**Extracted data**

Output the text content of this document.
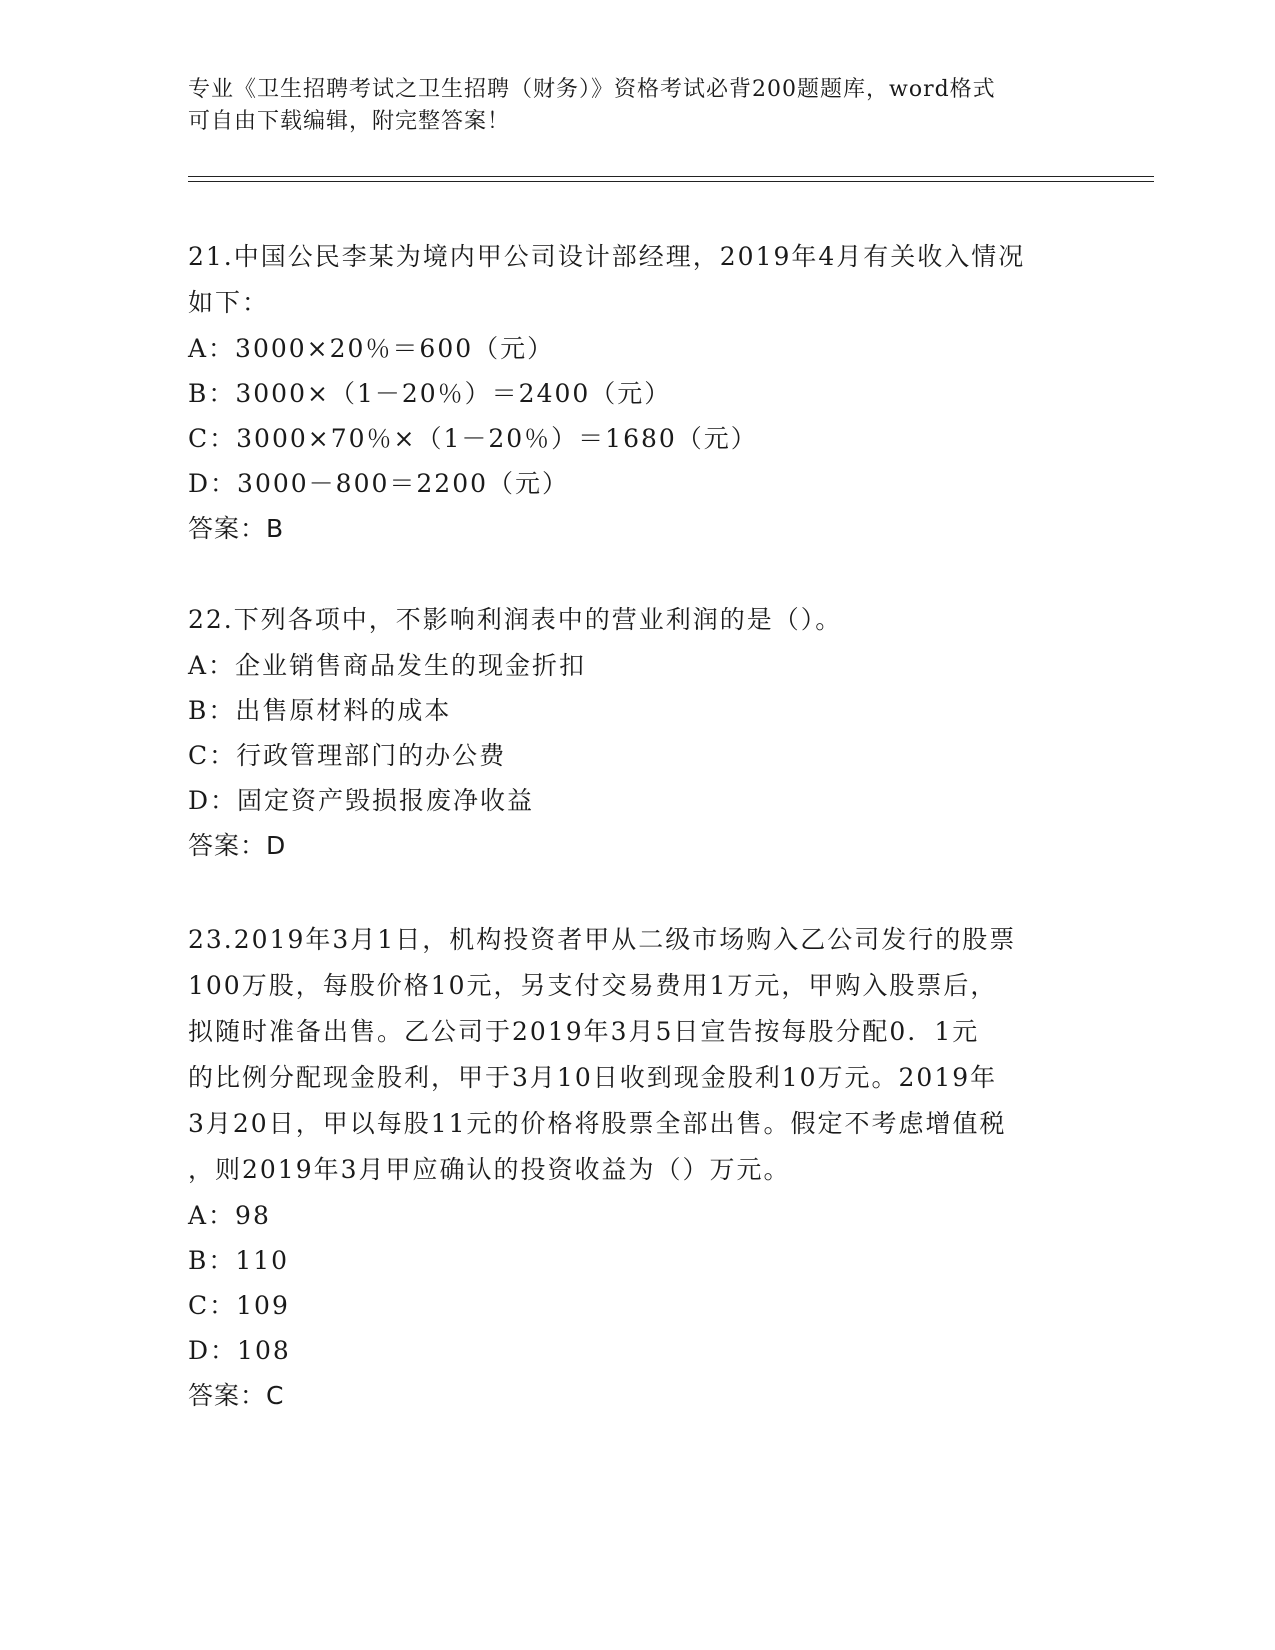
专业《卫生招聘考试之卫生招聘（财务）》资格考试必背200题题库，word格式
可自由下载编辑，附完整答案！
21.中国公民李某为境内甲公司设计部经理，2019年4月有关收入情况
如下：
A：3000×20％＝600（元）
B：3000×（1－20％）＝2400（元）
C：3000×70％×（1－20％）＝1680（元）
D：3000－800＝2200（元）
答案：B
22.下列各项中，不影响利润表中的营业利润的是（）。
A：企业销售商品发生的现金折扣
B：出售原材料的成本
C：行政管理部门的办公费
D：固定资产毁损报废净收益
答案：D
23.2019年3月1日，机构投资者甲从二级市场购入乙公司发行的股票
100万股，每股价格10元，另支付交易费用1万元，甲购入股票后，
拟随时准备出售。乙公司于2019年3月5日宣告按每股分配0．1元
的比例分配现金股利，甲于3月10日收到现金股利10万元。2019年
3月20日，甲以每股11元的价格将股票全部出售。假定不考虑增值税
，则2019年3月甲应确认的投资收益为（）万元。
A：98
B：110
C：109
D：108
答案：C
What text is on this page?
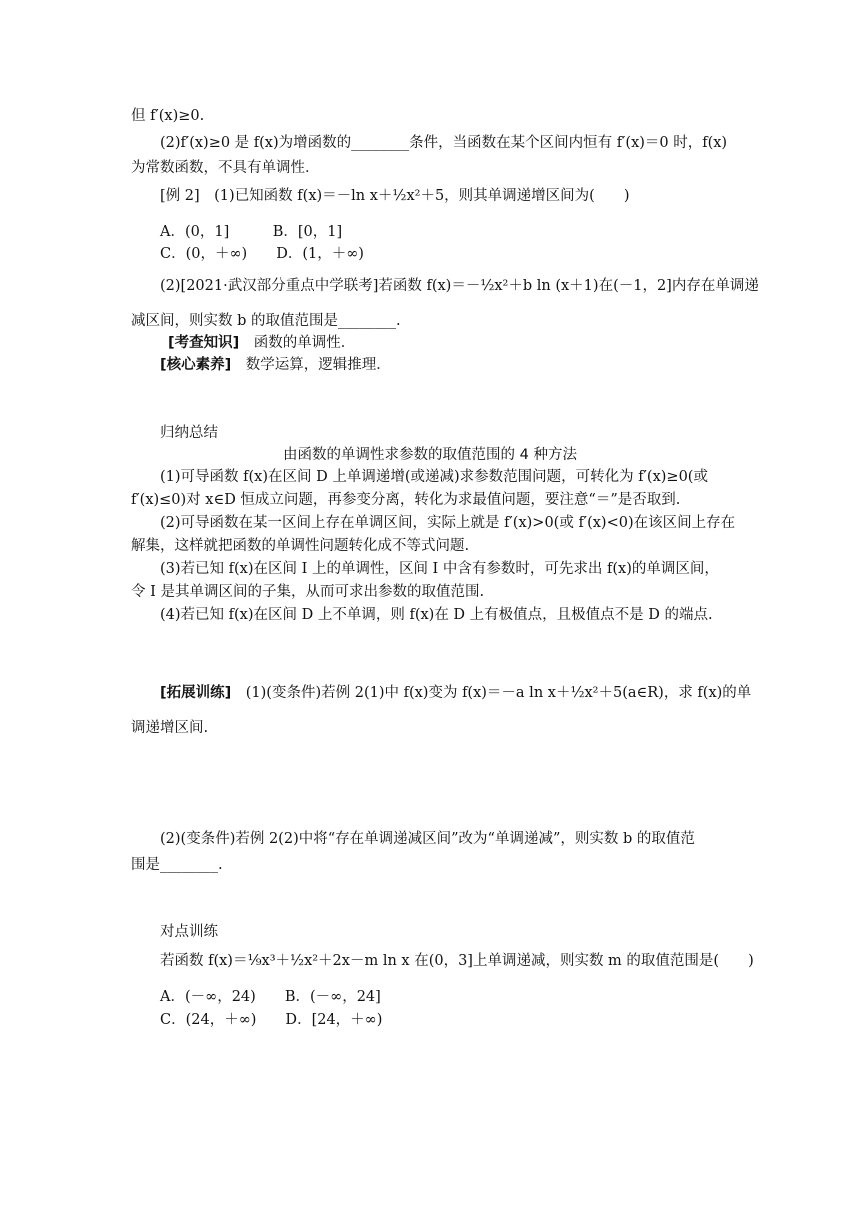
但 f′(x)≥0.
(2)f′(x)≥0 是 f(x)为增函数的________条件，当函数在某个区间内恒有 f′(x)＝0 时，f(x)
为常数函数，不具有单调性．
[例 2]　(1)已知函数 f(x)＝－ln x＋½x²＋5，则其单调递增区间为(　　)
A．(0，1]　　　B．[0，1]
C．(0，＋∞)　　D．(1，＋∞)
(2)[2021·武汉部分重点中学联考]若函数 f(x)＝－½x²＋b ln (x＋1)在(－1，2]内存在单调递
减区间，则实数 b 的取值范围是________.
[考查知识]　函数的单调性．
[核心素养]　数学运算，逻辑推理．
归纳总结
由函数的单调性求参数的取值范围的 4 种方法
(1)可导函数 f(x)在区间 D 上单调递增(或递减)求参数范围问题，可转化为 f′(x)≥0(或
f′(x)≤0)对 x∈D 恒成立问题，再参变分离，转化为求最值问题，要注意“＝”是否取到.
(2)可导函数在某一区间上存在单调区间，实际上就是 f′(x)>0(或 f′(x)<0)在该区间上存在
解集，这样就把函数的单调性问题转化成不等式问题.
(3)若已知 f(x)在区间 I 上的单调性，区间 I 中含有参数时，可先求出 f(x)的单调区间，
令 I 是其单调区间的子集，从而可求出参数的取值范围.
(4)若已知 f(x)在区间 D 上不单调，则 f(x)在 D 上有极值点，且极值点不是 D 的端点.
[拓展训练]　(1)(变条件)若例 2(1)中 f(x)变为 f(x)＝－a ln x＋½x²＋5(a∈R)，求 f(x)的单
调递增区间.
(2)(变条件)若例 2(2)中将“存在单调递减区间”改为“单调递减”，则实数 b 的取值范
围是________.
对点训练
若函数 f(x)＝⅑x³＋½x²＋2x－m ln x 在(0，3]上单调递减，则实数 m 的取值范围是(　　)
A．(－∞，24)　　B．(－∞，24]
C．(24，＋∞)　　D．[24，＋∞)
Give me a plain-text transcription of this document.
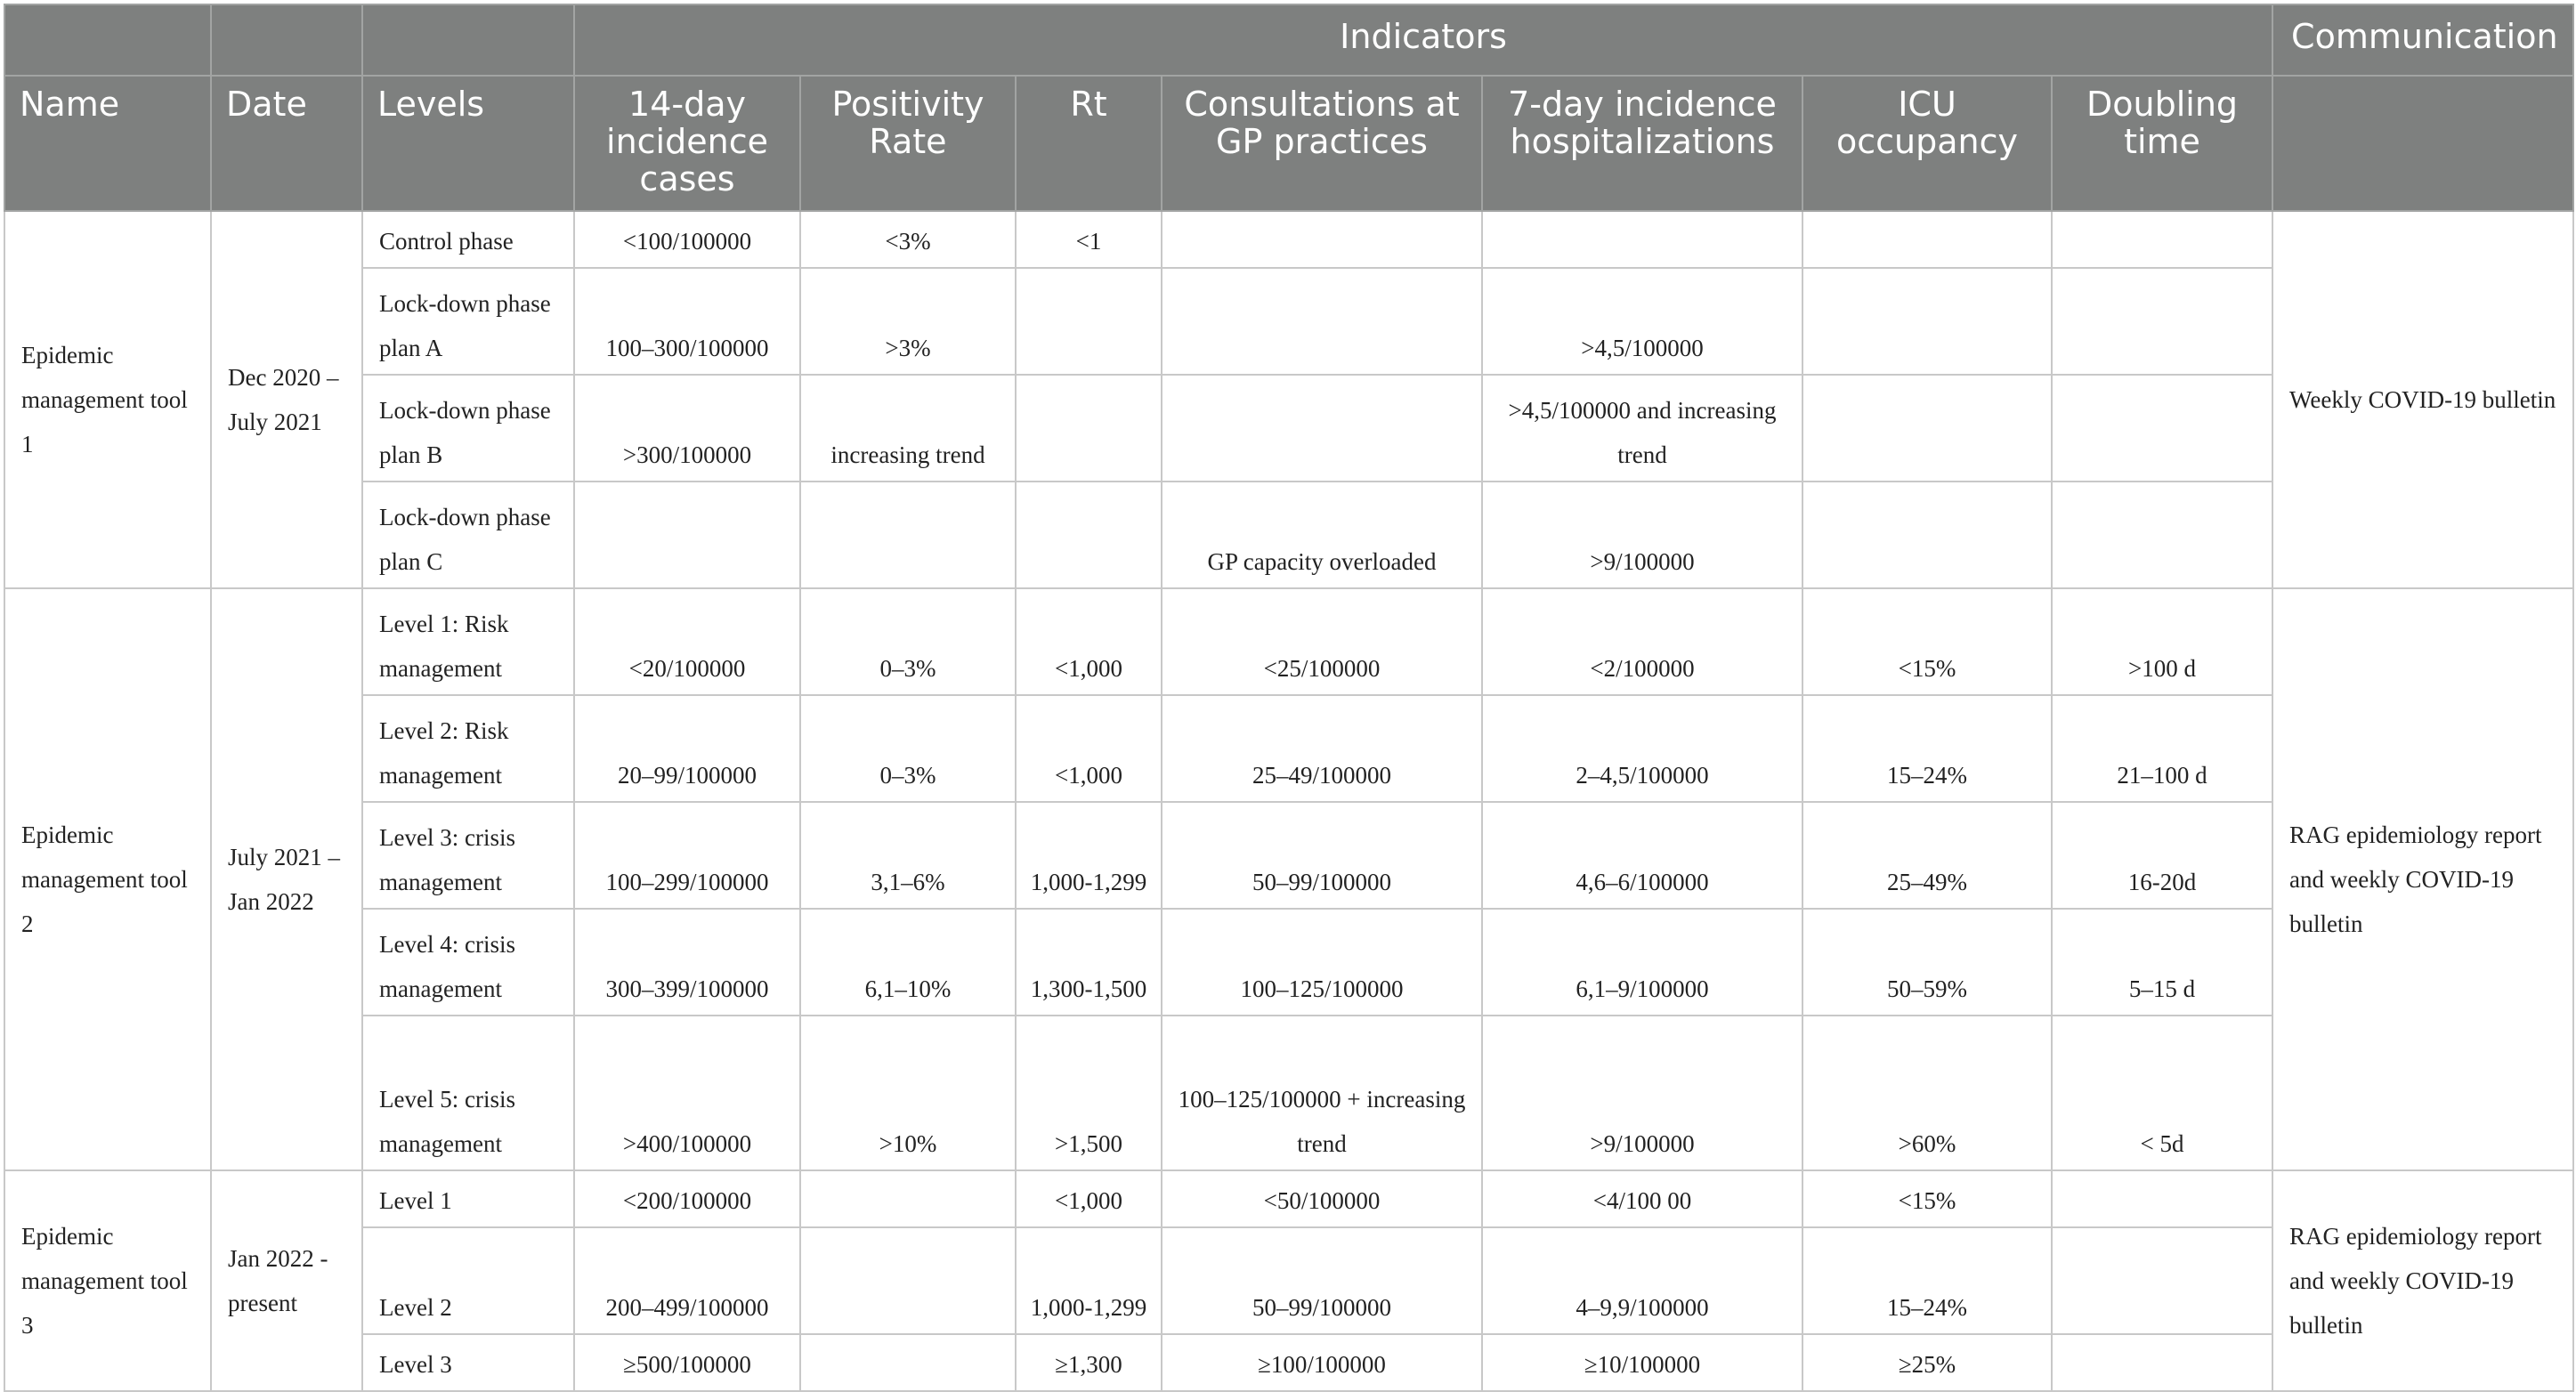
			Indicators							Communication
Name	Date	Levels	14-day incidence cases	Positivity Rate	Rt	Consultations at GP practices	7-day incidence hospitalizations	ICU occupancy	Doubling time	
Epidemic management tool 1	Dec 2020 – July 2021	Control phase	<100/100000	<3%	<1					Weekly COVID-19 bulletin
		Lock-down phase plan A	100–300/100000	>3%			>4,5/100000			
		Lock-down phase plan B	>300/100000	increasing trend			>4,5/100000 and increasing trend			
		Lock-down phase plan C				GP capacity overloaded	>9/100000			
Epidemic management tool 2	July 2021 – Jan 2022	Level 1: Risk management	<20/100000	0–3%	<1,000	<25/100000	<2/100000	<15%	>100 d	RAG epidemiology report and weekly COVID-19 bulletin
		Level 2: Risk management	20–99/100000	0–3%	<1,000	25–49/100000	2–4,5/100000	15–24%	21–100 d	
		Level 3: crisis management	100–299/100000	3,1–6%	1,000-1,299	50–99/100000	4,6–6/100000	25–49%	16-20d	
		Level 4: crisis management	300–399/100000	6,1–10%	1,300-1,500	100–125/100000	6,1–9/100000	50–59%	5–15 d	
		Level 5: crisis management	>400/100000	>10%	>1,500	100–125/100000 + increasing trend	>9/100000	>60%	< 5d	
Epidemic management tool 3	Jan 2022 - present	Level 1	<200/100000		<1,000	<50/100000	<4/100 00	<15%		RAG epidemiology report and weekly COVID-19 bulletin
		Level 2	200–499/100000		1,000-1,299	50–99/100000	4–9,9/100000	15–24%		
		Level 3	≥500/100000		≥1,300	≥100/100000	≥10/100000	≥25%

**What is expected**
Which lines include the word "report"? Copy every one of them.

**Response to the task**
Epidemic management tool 2	July 2021 – Jan 2022	Level 1: Risk management	<20/100000	0–3%	<1,000	<25/100000	<2/100000	<15%	>100 d	RAG epidemiology report and weekly COVID-19 bulletin
Epidemic management tool 3	Jan 2022 - present	Level 1	<200/100000		<1,000	<50/100000	<4/100 00	<15%		RAG epidemiology report and weekly COVID-19 bulletin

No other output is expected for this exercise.